* [Directions for this task]: Return each line of the material below unchanged, character for character.

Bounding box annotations
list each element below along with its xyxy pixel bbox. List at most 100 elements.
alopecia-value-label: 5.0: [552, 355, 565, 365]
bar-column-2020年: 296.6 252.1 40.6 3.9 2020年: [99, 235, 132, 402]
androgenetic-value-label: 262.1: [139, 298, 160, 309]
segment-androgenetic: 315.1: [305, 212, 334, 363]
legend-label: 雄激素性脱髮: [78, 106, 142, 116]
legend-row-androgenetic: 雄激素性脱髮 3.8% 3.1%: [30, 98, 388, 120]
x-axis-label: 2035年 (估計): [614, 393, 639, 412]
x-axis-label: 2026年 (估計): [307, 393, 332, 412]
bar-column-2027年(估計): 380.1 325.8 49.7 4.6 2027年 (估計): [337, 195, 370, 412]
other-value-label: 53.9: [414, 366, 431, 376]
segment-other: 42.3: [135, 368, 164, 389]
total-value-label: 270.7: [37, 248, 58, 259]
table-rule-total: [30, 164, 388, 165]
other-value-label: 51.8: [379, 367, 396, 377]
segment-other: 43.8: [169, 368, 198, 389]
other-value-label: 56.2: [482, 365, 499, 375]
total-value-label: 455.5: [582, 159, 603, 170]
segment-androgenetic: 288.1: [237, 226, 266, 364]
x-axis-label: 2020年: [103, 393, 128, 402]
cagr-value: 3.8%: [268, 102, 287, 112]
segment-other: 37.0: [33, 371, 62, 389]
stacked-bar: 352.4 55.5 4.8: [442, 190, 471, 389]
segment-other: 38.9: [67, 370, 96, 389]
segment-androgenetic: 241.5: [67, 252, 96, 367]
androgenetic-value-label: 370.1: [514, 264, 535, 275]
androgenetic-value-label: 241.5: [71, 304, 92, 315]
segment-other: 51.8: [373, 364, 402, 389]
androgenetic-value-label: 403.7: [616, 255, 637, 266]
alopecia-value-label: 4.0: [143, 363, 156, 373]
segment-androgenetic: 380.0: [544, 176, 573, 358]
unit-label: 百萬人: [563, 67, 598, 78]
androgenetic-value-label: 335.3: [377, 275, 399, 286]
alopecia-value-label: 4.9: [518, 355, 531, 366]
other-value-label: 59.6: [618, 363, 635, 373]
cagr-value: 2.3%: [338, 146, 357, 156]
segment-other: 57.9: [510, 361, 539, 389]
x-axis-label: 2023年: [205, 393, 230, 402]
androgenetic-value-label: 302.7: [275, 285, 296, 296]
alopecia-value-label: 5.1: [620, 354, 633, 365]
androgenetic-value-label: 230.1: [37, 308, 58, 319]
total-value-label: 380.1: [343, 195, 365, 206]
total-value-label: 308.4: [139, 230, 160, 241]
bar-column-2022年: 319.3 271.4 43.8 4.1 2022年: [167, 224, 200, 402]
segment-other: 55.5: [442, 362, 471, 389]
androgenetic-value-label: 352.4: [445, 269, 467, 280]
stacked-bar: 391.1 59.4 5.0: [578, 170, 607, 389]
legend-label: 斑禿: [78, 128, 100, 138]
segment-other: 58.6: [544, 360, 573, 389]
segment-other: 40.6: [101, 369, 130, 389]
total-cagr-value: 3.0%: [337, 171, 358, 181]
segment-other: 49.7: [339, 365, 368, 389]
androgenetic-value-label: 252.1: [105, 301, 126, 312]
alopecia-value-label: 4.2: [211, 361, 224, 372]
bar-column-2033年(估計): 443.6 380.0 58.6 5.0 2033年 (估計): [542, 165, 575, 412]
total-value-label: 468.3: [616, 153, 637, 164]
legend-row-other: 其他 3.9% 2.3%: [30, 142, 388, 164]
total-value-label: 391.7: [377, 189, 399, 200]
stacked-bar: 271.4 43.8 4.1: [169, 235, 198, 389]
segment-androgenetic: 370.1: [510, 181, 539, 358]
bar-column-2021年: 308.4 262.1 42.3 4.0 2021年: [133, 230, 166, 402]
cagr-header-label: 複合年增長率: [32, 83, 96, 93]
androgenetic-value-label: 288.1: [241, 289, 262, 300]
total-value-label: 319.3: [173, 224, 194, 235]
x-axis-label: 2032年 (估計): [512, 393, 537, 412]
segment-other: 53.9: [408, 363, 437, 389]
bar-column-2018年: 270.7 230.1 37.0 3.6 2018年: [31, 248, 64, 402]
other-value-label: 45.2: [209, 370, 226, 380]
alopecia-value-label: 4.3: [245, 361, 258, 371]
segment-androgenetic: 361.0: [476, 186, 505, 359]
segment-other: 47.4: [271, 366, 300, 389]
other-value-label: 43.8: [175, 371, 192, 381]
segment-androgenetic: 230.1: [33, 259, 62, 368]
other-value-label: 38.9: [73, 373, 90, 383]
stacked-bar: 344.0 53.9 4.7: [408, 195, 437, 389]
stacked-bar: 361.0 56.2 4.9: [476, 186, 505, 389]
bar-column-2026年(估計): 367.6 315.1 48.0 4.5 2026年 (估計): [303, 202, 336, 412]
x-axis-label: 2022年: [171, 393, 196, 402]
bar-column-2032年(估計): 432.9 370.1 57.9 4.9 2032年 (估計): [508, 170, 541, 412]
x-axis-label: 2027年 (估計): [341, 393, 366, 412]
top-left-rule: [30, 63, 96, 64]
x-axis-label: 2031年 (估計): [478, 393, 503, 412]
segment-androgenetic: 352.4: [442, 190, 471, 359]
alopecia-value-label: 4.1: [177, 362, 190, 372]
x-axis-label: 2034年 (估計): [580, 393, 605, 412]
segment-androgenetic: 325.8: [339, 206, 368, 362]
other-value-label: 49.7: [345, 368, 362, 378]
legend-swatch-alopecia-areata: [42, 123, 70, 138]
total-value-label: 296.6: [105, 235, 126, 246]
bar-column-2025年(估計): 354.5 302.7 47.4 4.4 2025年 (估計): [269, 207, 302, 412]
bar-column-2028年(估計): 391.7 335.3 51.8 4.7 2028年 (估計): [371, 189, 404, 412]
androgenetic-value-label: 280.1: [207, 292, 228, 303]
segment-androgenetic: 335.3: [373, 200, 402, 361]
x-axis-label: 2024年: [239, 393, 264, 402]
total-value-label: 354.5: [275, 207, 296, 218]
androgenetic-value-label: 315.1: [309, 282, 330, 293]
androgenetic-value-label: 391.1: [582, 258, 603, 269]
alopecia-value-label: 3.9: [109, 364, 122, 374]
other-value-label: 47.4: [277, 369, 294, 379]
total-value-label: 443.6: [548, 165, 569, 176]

* [Correct output]:
list each element below along with its xyxy pixel bbox. List at most 100 elements.
alopecia-value-label: 5.0: [552, 355, 565, 365]
bar-column-2020年: 296.6 252.1 40.6 3.9 2020年: [99, 235, 132, 402]
androgenetic-value-label: 262.1: [139, 298, 160, 309]
segment-androgenetic: 315.1: [305, 212, 334, 363]
legend-label: 雄激素性脱髮: [78, 106, 142, 116]
legend-row-androgenetic: 雄激素性脱髮 3.8% 3.1%: [30, 98, 388, 120]
x-axis-label: 2035年 (估計): [614, 393, 639, 412]
x-axis-label: 2026年 (估計): [307, 393, 332, 412]
bar-column-2027年(估計): 380.1 325.8 49.7 4.6 2027年 (估計): [337, 195, 370, 412]
other-value-label: 53.9: [414, 366, 431, 376]
segment-other: 42.3: [135, 368, 164, 389]
total-value-label: 270.7: [37, 248, 58, 259]
table-rule-total: [30, 164, 388, 165]
other-value-label: 51.8: [379, 367, 396, 377]
segment-other: 43.8: [169, 368, 198, 389]
other-value-label: 56.2: [482, 365, 499, 375]
total-value-label: 455.5: [582, 159, 603, 170]
segment-androgenetic: 288.1: [237, 226, 266, 364]
x-axis-label: 2020年: [103, 393, 128, 402]
cagr-value: 3.8%: [268, 102, 287, 112]
segment-other: 37.0: [33, 371, 62, 389]
stacked-bar: 352.4 55.5 4.8: [442, 190, 471, 389]
segment-other: 38.9: [67, 370, 96, 389]
segment-androgenetic: 241.5: [67, 252, 96, 367]
androgenetic-value-label: 370.1: [514, 264, 535, 275]
androgenetic-value-label: 241.5: [71, 304, 92, 315]
segment-other: 51.8: [373, 364, 402, 389]
androgenetic-value-label: 403.7: [616, 255, 637, 266]
alopecia-value-label: 4.0: [143, 363, 156, 373]
segment-androgenetic: 380.0: [544, 176, 573, 358]
unit-label: 百萬人: [563, 67, 598, 78]
androgenetic-value-label: 335.3: [377, 275, 399, 286]
alopecia-value-label: 4.9: [518, 355, 531, 366]
other-value-label: 59.6: [618, 363, 635, 373]
cagr-value: 2.3%: [338, 146, 357, 156]
segment-other: 57.9: [510, 361, 539, 389]
x-axis-label: 2023年: [205, 393, 230, 402]
androgenetic-value-label: 302.7: [275, 285, 296, 296]
alopecia-value-label: 5.1: [620, 354, 633, 365]
androgenetic-value-label: 230.1: [37, 308, 58, 319]
total-value-label: 380.1: [343, 195, 365, 206]
total-value-label: 308.4: [139, 230, 160, 241]
bar-column-2022年: 319.3 271.4 43.8 4.1 2022年: [167, 224, 200, 402]
segment-other: 55.5: [442, 362, 471, 389]
androgenetic-value-label: 352.4: [445, 269, 467, 280]
stacked-bar: 391.1 59.4 5.0: [578, 170, 607, 389]
legend-label: 斑禿: [78, 128, 100, 138]
segment-other: 58.6: [544, 360, 573, 389]
segment-other: 40.6: [101, 369, 130, 389]
total-cagr-value: 3.0%: [337, 171, 358, 181]
segment-other: 49.7: [339, 365, 368, 389]
androgenetic-value-label: 252.1: [105, 301, 126, 312]
alopecia-value-label: 4.2: [211, 361, 224, 372]
bar-column-2033年(估計): 443.6 380.0 58.6 5.0 2033年 (估計): [542, 165, 575, 412]
total-value-label: 468.3: [616, 153, 637, 164]
legend-row-other: 其他 3.9% 2.3%: [30, 142, 388, 164]
total-value-label: 391.7: [377, 189, 399, 200]
stacked-bar: 271.4 43.8 4.1: [169, 235, 198, 389]
segment-androgenetic: 370.1: [510, 181, 539, 358]
bar-column-2021年: 308.4 262.1 42.3 4.0 2021年: [133, 230, 166, 402]
cagr-header-label: 複合年增長率: [32, 83, 96, 93]
androgenetic-value-label: 288.1: [241, 289, 262, 300]
total-value-label: 319.3: [173, 224, 194, 235]
x-axis-label: 2032年 (估計): [512, 393, 537, 412]
segment-other: 53.9: [408, 363, 437, 389]
bar-column-2018年: 270.7 230.1 37.0 3.6 2018年: [31, 248, 64, 402]
other-value-label: 45.2: [209, 370, 226, 380]
alopecia-value-label: 4.3: [245, 361, 258, 371]
segment-androgenetic: 361.0: [476, 186, 505, 359]
segment-other: 47.4: [271, 366, 300, 389]
other-value-label: 43.8: [175, 371, 192, 381]
segment-androgenetic: 230.1: [33, 259, 62, 368]
other-value-label: 38.9: [73, 373, 90, 383]
stacked-bar: 344.0 53.9 4.7: [408, 195, 437, 389]
stacked-bar: 361.0 56.2 4.9: [476, 186, 505, 389]
bar-column-2026年(估計): 367.6 315.1 48.0 4.5 2026年 (估計): [303, 202, 336, 412]
x-axis-label: 2022年: [171, 393, 196, 402]
bar-column-2032年(估計): 432.9 370.1 57.9 4.9 2032年 (估計): [508, 170, 541, 412]
x-axis-label: 2027年 (估計): [341, 393, 366, 412]
top-left-rule: [30, 63, 96, 64]
x-axis-label: 2031年 (估計): [478, 393, 503, 412]
segment-androgenetic: 352.4: [442, 190, 471, 359]
alopecia-value-label: 4.1: [177, 362, 190, 372]
x-axis-label: 2034年 (估計): [580, 393, 605, 412]
segment-androgenetic: 325.8: [339, 206, 368, 362]
other-value-label: 49.7: [345, 368, 362, 378]
legend-swatch-alopecia-areata: [42, 123, 70, 138]
total-value-label: 296.6: [105, 235, 126, 246]
bar-column-2025年(估計): 354.5 302.7 47.4 4.4 2025年 (估計): [269, 207, 302, 412]
bar-column-2028年(估計): 391.7 335.3 51.8 4.7 2028年 (估計): [371, 189, 404, 412]
androgenetic-value-label: 280.1: [207, 292, 228, 303]
segment-androgenetic: 335.3: [373, 200, 402, 361]
x-axis-label: 2024年: [239, 393, 264, 402]
total-value-label: 354.5: [275, 207, 296, 218]
androgenetic-value-label: 315.1: [309, 282, 330, 293]
androgenetic-value-label: 391.1: [582, 258, 603, 269]
alopecia-value-label: 3.9: [109, 364, 122, 374]
other-value-label: 47.4: [277, 369, 294, 379]
total-value-label: 443.6: [548, 165, 569, 176]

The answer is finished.